● **Written problem**
Where a line of the material contains the string "grid", copy that line.

── Records to use

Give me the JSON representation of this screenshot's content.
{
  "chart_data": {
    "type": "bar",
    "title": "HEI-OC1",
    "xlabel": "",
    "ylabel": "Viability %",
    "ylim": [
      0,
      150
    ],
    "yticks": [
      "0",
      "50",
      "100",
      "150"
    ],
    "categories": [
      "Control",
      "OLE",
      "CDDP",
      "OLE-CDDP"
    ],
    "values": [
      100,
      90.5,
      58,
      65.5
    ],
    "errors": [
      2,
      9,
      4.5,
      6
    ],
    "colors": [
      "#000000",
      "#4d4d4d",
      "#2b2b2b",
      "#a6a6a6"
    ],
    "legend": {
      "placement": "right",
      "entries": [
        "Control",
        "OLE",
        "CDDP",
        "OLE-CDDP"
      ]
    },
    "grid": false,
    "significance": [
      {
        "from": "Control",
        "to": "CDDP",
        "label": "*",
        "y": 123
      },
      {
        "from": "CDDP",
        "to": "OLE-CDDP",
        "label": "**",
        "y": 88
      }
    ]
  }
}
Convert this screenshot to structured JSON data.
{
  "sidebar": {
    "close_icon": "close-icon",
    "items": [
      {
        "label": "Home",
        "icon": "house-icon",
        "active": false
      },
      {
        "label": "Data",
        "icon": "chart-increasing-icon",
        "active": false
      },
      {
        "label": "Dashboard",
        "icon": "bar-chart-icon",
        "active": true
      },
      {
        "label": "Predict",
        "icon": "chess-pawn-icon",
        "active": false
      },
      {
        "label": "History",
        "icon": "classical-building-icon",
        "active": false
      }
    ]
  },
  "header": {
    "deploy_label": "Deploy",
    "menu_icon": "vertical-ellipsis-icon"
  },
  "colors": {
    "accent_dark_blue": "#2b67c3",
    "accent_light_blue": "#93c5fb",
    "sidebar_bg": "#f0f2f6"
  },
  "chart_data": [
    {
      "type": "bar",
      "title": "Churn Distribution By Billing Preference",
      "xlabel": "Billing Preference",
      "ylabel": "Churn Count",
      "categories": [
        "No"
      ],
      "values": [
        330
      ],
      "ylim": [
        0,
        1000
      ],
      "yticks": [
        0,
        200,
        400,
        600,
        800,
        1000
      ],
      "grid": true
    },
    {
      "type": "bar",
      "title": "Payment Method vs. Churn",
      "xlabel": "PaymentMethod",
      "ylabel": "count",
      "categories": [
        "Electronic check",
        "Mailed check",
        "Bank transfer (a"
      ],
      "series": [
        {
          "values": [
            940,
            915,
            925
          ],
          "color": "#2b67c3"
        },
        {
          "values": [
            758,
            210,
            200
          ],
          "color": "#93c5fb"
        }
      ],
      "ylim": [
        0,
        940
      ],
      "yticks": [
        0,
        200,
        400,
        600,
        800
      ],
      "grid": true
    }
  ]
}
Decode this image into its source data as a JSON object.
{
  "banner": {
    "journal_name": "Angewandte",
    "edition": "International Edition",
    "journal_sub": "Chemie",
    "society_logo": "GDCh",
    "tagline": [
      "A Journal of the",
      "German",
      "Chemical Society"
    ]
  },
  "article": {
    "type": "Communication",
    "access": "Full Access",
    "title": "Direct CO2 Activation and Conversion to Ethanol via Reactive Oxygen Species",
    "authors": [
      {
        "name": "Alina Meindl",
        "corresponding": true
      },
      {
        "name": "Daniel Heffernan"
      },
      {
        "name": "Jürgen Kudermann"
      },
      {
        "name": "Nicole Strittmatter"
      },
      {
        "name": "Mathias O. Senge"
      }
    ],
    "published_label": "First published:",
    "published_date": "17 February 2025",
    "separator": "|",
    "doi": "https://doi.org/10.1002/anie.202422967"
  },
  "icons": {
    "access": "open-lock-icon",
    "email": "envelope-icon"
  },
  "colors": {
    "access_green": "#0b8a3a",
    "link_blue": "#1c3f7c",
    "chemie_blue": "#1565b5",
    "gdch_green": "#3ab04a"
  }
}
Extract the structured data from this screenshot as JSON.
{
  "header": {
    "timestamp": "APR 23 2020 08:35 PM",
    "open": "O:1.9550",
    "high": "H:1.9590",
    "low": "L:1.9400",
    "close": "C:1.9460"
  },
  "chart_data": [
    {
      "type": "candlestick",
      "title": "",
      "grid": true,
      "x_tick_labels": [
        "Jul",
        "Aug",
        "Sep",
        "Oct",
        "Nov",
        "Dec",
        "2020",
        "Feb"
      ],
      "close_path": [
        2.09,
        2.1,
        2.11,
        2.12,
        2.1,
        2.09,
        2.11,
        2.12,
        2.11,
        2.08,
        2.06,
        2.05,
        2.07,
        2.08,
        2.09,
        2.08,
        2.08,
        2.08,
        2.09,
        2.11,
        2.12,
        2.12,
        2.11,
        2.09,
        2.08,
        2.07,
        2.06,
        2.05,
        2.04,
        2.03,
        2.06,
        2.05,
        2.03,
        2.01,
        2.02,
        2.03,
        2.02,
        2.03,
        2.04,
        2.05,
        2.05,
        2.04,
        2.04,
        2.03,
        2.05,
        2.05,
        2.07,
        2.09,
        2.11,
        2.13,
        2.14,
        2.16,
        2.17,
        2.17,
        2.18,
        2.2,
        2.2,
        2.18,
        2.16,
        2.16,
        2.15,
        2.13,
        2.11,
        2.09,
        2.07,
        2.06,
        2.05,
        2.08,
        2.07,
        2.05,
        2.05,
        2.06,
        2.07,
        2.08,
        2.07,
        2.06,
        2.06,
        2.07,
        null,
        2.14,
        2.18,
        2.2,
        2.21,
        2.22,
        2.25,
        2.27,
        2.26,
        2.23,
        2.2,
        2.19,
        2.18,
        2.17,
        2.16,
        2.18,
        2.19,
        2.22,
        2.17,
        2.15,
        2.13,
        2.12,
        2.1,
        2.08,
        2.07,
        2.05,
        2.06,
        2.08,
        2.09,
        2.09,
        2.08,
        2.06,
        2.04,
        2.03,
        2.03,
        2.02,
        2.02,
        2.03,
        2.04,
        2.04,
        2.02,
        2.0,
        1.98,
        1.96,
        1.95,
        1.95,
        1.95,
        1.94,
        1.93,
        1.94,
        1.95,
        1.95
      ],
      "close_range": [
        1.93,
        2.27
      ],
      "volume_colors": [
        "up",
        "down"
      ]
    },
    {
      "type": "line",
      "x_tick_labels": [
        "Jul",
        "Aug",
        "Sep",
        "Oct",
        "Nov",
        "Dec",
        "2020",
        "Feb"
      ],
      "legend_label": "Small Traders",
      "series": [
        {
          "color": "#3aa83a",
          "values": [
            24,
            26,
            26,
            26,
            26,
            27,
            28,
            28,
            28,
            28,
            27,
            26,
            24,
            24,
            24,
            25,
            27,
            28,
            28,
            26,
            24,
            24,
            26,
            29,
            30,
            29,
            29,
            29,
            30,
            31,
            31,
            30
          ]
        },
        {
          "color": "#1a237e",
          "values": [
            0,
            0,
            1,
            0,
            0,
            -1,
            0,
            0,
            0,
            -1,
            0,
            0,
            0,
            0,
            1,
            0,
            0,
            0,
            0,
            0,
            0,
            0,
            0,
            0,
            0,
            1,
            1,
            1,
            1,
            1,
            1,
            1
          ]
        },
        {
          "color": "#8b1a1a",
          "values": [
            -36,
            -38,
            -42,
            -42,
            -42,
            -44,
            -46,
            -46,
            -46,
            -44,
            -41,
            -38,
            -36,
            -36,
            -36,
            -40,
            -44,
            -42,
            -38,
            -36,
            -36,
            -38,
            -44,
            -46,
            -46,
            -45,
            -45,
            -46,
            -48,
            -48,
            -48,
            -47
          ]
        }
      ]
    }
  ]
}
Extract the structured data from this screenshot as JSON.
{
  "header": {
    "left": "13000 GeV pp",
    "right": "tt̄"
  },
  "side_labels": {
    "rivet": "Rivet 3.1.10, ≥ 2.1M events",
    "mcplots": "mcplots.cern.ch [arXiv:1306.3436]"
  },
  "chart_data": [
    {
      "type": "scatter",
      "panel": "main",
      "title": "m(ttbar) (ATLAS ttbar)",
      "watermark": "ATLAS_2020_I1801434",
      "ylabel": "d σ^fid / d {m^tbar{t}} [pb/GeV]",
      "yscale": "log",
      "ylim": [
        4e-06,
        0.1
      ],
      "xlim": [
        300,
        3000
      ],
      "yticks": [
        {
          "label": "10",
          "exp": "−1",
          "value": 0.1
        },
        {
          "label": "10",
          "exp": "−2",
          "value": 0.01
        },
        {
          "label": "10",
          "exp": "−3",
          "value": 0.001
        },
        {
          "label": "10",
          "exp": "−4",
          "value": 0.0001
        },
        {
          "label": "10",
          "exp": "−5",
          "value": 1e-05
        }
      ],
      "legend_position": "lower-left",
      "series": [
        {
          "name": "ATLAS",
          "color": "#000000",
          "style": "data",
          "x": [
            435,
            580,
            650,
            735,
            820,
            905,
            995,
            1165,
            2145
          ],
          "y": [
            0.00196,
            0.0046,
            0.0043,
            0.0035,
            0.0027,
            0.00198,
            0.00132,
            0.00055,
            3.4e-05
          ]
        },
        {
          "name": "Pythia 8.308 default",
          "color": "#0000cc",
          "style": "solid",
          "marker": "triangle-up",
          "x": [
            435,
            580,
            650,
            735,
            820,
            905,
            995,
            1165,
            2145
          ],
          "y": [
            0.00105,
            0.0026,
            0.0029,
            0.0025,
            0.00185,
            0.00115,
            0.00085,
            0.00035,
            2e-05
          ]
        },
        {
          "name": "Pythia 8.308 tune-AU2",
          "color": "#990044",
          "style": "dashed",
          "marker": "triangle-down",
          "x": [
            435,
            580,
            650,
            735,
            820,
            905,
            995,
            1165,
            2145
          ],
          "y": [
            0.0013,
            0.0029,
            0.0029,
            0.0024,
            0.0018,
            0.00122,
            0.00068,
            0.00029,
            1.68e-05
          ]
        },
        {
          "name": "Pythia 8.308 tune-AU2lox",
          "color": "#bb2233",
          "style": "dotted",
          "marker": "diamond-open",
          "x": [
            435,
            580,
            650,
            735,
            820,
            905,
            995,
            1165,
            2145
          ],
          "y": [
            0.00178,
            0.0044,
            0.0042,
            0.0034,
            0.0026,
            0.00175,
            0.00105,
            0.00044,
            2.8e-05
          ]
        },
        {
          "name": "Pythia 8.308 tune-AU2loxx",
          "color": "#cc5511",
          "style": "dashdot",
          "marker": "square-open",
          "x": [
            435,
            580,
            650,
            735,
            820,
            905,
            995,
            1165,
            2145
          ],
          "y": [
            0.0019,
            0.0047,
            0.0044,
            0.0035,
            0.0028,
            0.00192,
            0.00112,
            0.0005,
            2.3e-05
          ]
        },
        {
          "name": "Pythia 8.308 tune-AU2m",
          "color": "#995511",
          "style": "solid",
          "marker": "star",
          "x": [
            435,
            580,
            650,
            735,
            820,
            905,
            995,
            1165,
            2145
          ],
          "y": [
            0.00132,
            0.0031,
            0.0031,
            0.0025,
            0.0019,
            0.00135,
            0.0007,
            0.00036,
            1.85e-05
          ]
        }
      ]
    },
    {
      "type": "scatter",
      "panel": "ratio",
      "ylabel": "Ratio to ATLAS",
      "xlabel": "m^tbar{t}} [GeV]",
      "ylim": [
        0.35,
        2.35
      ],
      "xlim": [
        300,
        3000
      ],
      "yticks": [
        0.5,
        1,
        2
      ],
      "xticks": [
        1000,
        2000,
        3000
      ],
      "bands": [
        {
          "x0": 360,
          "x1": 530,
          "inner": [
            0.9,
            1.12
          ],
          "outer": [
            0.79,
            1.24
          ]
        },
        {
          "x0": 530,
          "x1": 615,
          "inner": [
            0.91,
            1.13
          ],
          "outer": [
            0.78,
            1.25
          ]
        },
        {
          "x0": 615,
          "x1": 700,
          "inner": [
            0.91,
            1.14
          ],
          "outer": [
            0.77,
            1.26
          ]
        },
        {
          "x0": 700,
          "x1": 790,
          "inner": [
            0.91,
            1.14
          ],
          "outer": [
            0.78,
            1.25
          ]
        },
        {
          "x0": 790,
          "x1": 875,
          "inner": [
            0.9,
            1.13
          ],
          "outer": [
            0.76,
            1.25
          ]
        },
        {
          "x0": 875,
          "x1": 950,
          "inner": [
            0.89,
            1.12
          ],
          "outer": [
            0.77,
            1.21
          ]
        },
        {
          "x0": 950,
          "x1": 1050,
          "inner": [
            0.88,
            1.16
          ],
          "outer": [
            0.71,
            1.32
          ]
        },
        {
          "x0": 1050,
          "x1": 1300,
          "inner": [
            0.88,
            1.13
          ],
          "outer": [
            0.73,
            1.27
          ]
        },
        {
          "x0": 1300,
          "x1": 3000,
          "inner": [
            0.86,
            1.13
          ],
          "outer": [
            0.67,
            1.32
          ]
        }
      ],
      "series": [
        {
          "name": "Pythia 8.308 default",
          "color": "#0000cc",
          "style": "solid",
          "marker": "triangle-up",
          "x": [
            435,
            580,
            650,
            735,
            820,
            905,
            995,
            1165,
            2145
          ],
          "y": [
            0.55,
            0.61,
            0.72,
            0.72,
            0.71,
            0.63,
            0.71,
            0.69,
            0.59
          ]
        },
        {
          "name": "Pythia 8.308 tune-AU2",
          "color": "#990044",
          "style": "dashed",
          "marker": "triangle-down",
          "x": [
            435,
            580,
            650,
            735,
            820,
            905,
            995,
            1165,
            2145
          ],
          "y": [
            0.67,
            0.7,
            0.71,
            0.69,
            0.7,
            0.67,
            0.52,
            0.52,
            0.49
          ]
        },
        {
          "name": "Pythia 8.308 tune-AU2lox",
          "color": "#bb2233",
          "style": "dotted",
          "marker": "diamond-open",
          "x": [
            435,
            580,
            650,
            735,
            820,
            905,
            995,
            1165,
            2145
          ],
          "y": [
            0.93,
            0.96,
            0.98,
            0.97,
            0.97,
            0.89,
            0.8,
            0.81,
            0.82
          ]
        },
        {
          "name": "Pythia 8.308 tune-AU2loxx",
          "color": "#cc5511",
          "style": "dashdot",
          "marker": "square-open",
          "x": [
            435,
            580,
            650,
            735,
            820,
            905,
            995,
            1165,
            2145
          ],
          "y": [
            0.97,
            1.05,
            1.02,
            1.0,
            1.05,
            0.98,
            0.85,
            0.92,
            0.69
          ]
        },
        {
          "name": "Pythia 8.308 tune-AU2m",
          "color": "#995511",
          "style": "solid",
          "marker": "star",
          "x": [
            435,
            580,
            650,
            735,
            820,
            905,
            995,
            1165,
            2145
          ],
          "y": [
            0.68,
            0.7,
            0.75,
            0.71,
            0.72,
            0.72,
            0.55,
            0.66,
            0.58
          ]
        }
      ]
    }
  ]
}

────

● **Response**
    "grid": false,
      "grid": true
      "grid": true
      "grid": true,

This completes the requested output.